### [Description of the task]
Word for word, transcribe the lines below and drop the pictures.

### [Dataset records]
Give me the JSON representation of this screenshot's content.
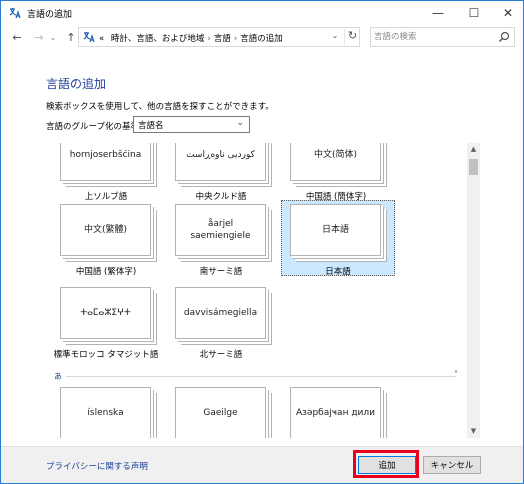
{
  "window": {
    "title": "言語の追加",
    "minimize": "—",
    "maximize": "☐",
    "close": "✕"
  },
  "nav": {
    "back": "←",
    "forward": "→",
    "history": "⌄",
    "up": "↑",
    "breadcrumb_prefix": "«",
    "breadcrumb": [
      "時計、言語、および地域",
      "言語",
      "言語の追加"
    ],
    "separator": "›",
    "address_dropdown": "⌄",
    "refresh": "↻",
    "search_placeholder": "言語の検索"
  },
  "content": {
    "heading": "言語の追加",
    "description": "検索ボックスを使用して、他の言語を探すことができます。",
    "group_label": "言語のグループ化の基準:",
    "group_value": "言語名",
    "group_chevron": "⌄"
  },
  "tiles": [
    {
      "text": "hornjoserbšćina",
      "label": "上ソルブ語"
    },
    {
      "text": "كوردیی ناوەڕاست",
      "label": "中央クルド語"
    },
    {
      "text": "中文(简体)",
      "label": "中国語 (簡体字)"
    },
    {
      "text": "中文(繁體)",
      "label": "中国語 (繁体字)"
    },
    {
      "text": "åarjel saemiengiele",
      "label": "南サーミ語"
    },
    {
      "text": "日本語",
      "label": "日本語"
    },
    {
      "text": "ⵜⴰⵎⴰⵣⵉⵖⵜ",
      "label": "標準モロッコ タマジット語"
    },
    {
      "text": "davvisámegiella",
      "label": "北サーミ語"
    },
    {
      "text": "íslenska",
      "label": ""
    },
    {
      "text": "Gaeilge",
      "label": ""
    },
    {
      "text": "Азәрбајҹан дили",
      "label": ""
    }
  ],
  "section": {
    "letter": "あ",
    "caret": "˄"
  },
  "scrollbar": {
    "up": "▲",
    "down": "▼"
  },
  "footer": {
    "privacy": "プライバシーに関する声明",
    "add": "追加",
    "cancel": "キャンセル"
  },
  "colors": {
    "accent": "#1e3f96",
    "selected_tile": "#cce8ff",
    "highlight": "#e8001c"
  }
}
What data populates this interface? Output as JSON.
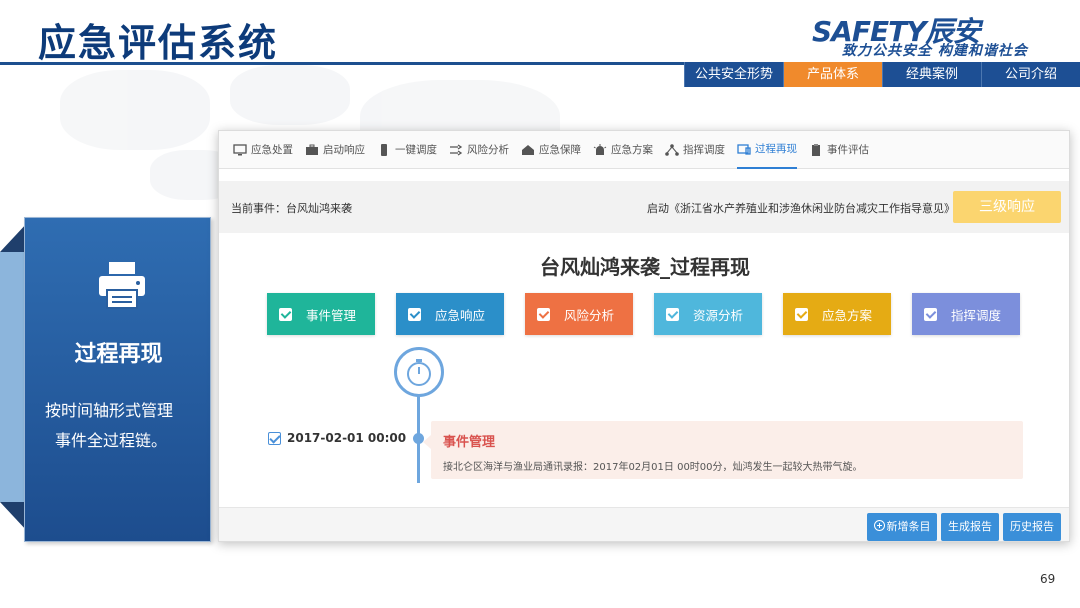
{
  "slide": {
    "title": "应急评估系统",
    "page_number": "69"
  },
  "logo": {
    "main": "SAFETY辰安",
    "tagline": "致力公共安全 构建和谐社会"
  },
  "top_nav": [
    {
      "label": "公共安全形势",
      "active": false
    },
    {
      "label": "产品体系",
      "active": true
    },
    {
      "label": "经典案例",
      "active": false
    },
    {
      "label": "公司介绍",
      "active": false
    }
  ],
  "side_panel": {
    "icon": "printer-icon",
    "title": "过程再现",
    "desc_line1": "按时间轴形式管理",
    "desc_line2": "事件全过程链。"
  },
  "app": {
    "toolbar": [
      {
        "label": "应急处置",
        "icon": "monitor-icon"
      },
      {
        "label": "启动响应",
        "icon": "briefcase-icon"
      },
      {
        "label": "一键调度",
        "icon": "phone-icon"
      },
      {
        "label": "风险分析",
        "icon": "shuffle-icon"
      },
      {
        "label": "应急保障",
        "icon": "home-icon"
      },
      {
        "label": "应急方案",
        "icon": "siren-icon"
      },
      {
        "label": "指挥调度",
        "icon": "sitemap-icon"
      },
      {
        "label": "过程再现",
        "icon": "screen-icon",
        "active": true
      },
      {
        "label": "事件评估",
        "icon": "clipboard-icon"
      }
    ],
    "current_event": "当前事件：台风灿鸿来袭",
    "launch_doc": "启动《浙江省水产养殖业和涉渔休闲业防台减灾工作指导意见》",
    "level_button": "三级响应",
    "replay_title": "台风灿鸿来袭_过程再现",
    "categories": [
      {
        "label": "事件管理",
        "color": "#1fb59a"
      },
      {
        "label": "应急响应",
        "color": "#2b8fc9"
      },
      {
        "label": "风险分析",
        "color": "#ee7143"
      },
      {
        "label": "资源分析",
        "color": "#4fb7dc"
      },
      {
        "label": "应急方案",
        "color": "#e5ab14"
      },
      {
        "label": "指挥调度",
        "color": "#7c8fdc"
      }
    ],
    "timeline": {
      "entry_time": "2017-02-01 00:00",
      "entry_heading": "事件管理",
      "entry_text": "接北仑区海洋与渔业局通讯录报：2017年02月01日 00时00分，灿鸿发生一起较大热带气旋。"
    },
    "buttons": {
      "add": "新增条目",
      "generate": "生成报告",
      "history": "历史报告"
    }
  }
}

### [Exercise result]
Give me the JSON representation of this screenshot's content.
{
  "window": {
    "title": "言語の追加",
    "minimize": "—",
    "maximize": "☐",
    "close": "✕"
  },
  "nav": {
    "back": "←",
    "forward": "→",
    "history": "⌄",
    "up": "↑",
    "breadcrumb_prefix": "«",
    "breadcrumb": [
      "時計、言語、および地域",
      "言語",
      "言語の追加"
    ],
    "separator": "›",
    "address_dropdown": "⌄",
    "refresh": "↻",
    "search_placeholder": "言語の検索"
  },
  "content": {
    "heading": "言語の追加",
    "description": "検索ボックスを使用して、他の言語を探すことができます。",
    "group_label": "言語のグループ化の基準:",
    "group_value": "言語名",
    "group_chevron": "⌄"
  },
  "tiles": [
    {
      "text": "hornjoserbšćina",
      "label": "上ソルブ語"
    },
    {
      "text": "كوردیی ناوەڕاست",
      "label": "中央クルド語"
    },
    {
      "text": "中文(简体)",
      "label": "中国語 (簡体字)"
    },
    {
      "text": "中文(繁體)",
      "label": "中国語 (繁体字)"
    },
    {
      "text": "åarjel saemiengiele",
      "label": "南サーミ語"
    },
    {
      "text": "日本語",
      "label": "日本語"
    },
    {
      "text": "ⵜⴰⵎⴰⵣⵉⵖⵜ",
      "label": "標準モロッコ タマジット語"
    },
    {
      "text": "davvisámegiella",
      "label": "北サーミ語"
    },
    {
      "text": "íslenska",
      "label": ""
    },
    {
      "text": "Gaeilge",
      "label": ""
    },
    {
      "text": "Азәрбајҹан дили",
      "label": ""
    }
  ],
  "section": {
    "letter": "あ",
    "caret": "˄"
  },
  "scrollbar": {
    "up": "▲",
    "down": "▼"
  },
  "footer": {
    "privacy": "プライバシーに関する声明",
    "add": "追加",
    "cancel": "キャンセル"
  },
  "colors": {
    "accent": "#1e3f96",
    "selected_tile": "#cce8ff",
    "highlight": "#e8001c"
  }
}
What data populates this interface? Output as JSON.
{
  "slide": {
    "title": "应急评估系统",
    "page_number": "69"
  },
  "logo": {
    "main": "SAFETY辰安",
    "tagline": "致力公共安全 构建和谐社会"
  },
  "top_nav": [
    {
      "label": "公共安全形势",
      "active": false
    },
    {
      "label": "产品体系",
      "active": true
    },
    {
      "label": "经典案例",
      "active": false
    },
    {
      "label": "公司介绍",
      "active": false
    }
  ],
  "side_panel": {
    "icon": "printer-icon",
    "title": "过程再现",
    "desc_line1": "按时间轴形式管理",
    "desc_line2": "事件全过程链。"
  },
  "app": {
    "toolbar": [
      {
        "label": "应急处置",
        "icon": "monitor-icon"
      },
      {
        "label": "启动响应",
        "icon": "briefcase-icon"
      },
      {
        "label": "一键调度",
        "icon": "phone-icon"
      },
      {
        "label": "风险分析",
        "icon": "shuffle-icon"
      },
      {
        "label": "应急保障",
        "icon": "home-icon"
      },
      {
        "label": "应急方案",
        "icon": "siren-icon"
      },
      {
        "label": "指挥调度",
        "icon": "sitemap-icon"
      },
      {
        "label": "过程再现",
        "icon": "screen-icon",
        "active": true
      },
      {
        "label": "事件评估",
        "icon": "clipboard-icon"
      }
    ],
    "current_event": "当前事件：台风灿鸿来袭",
    "launch_doc": "启动《浙江省水产养殖业和涉渔休闲业防台减灾工作指导意见》",
    "level_button": "三级响应",
    "replay_title": "台风灿鸿来袭_过程再现",
    "categories": [
      {
        "label": "事件管理",
        "color": "#1fb59a"
      },
      {
        "label": "应急响应",
        "color": "#2b8fc9"
      },
      {
        "label": "风险分析",
        "color": "#ee7143"
      },
      {
        "label": "资源分析",
        "color": "#4fb7dc"
      },
      {
        "label": "应急方案",
        "color": "#e5ab14"
      },
      {
        "label": "指挥调度",
        "color": "#7c8fdc"
      }
    ],
    "timeline": {
      "entry_time": "2017-02-01 00:00",
      "entry_heading": "事件管理",
      "entry_text": "接北仑区海洋与渔业局通讯录报：2017年02月01日 00时00分，灿鸿发生一起较大热带气旋。"
    },
    "buttons": {
      "add": "新增条目",
      "generate": "生成报告",
      "history": "历史报告"
    }
  }
}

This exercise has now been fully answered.